start

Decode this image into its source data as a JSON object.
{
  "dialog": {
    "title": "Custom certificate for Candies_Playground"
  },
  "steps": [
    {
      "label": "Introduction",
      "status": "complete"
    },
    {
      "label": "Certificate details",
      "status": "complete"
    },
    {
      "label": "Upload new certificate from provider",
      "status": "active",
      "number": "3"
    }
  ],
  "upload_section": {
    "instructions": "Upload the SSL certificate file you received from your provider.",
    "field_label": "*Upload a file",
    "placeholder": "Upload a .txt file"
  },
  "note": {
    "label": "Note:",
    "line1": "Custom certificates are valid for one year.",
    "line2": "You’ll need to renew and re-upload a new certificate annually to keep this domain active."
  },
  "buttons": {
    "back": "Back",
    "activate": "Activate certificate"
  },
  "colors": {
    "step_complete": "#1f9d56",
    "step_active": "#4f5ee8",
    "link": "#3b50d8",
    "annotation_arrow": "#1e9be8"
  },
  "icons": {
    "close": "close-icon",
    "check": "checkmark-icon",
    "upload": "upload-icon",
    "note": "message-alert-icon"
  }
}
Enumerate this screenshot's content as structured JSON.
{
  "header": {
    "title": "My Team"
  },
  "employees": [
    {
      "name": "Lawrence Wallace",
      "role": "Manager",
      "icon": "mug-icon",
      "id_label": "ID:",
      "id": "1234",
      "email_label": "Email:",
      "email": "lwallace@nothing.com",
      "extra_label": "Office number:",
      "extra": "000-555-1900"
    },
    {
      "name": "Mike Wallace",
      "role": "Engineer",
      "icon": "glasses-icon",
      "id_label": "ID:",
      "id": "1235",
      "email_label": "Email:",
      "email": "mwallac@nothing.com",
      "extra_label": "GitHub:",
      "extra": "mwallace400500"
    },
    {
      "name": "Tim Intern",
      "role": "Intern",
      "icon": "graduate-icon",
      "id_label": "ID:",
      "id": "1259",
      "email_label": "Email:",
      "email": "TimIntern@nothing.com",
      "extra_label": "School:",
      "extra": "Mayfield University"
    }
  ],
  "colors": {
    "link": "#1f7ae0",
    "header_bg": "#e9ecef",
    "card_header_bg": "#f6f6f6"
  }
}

end

Task prompt: Your task is to reproduce, exactly and exclusively, the lines from the one holding "Enumerate this screenshot's" through the final line of the listing.

Exercise response:
Enumerate this screenshot's content as structured JSON.
{
  "header": {
    "title": "My Team"
  },
  "employees": [
    {
      "name": "Lawrence Wallace",
      "role": "Manager",
      "icon": "mug-icon",
      "id_label": "ID:",
      "id": "1234",
      "email_label": "Email:",
      "email": "lwallace@nothing.com",
      "extra_label": "Office number:",
      "extra": "000-555-1900"
    },
    {
      "name": "Mike Wallace",
      "role": "Engineer",
      "icon": "glasses-icon",
      "id_label": "ID:",
      "id": "1235",
      "email_label": "Email:",
      "email": "mwallac@nothing.com",
      "extra_label": "GitHub:",
      "extra": "mwallace400500"
    },
    {
      "name": "Tim Intern",
      "role": "Intern",
      "icon": "graduate-icon",
      "id_label": "ID:",
      "id": "1259",
      "email_label": "Email:",
      "email": "TimIntern@nothing.com",
      "extra_label": "School:",
      "extra": "Mayfield University"
    }
  ],
  "colors": {
    "link": "#1f7ae0",
    "header_bg": "#e9ecef",
    "card_header_bg": "#f6f6f6"
  }
}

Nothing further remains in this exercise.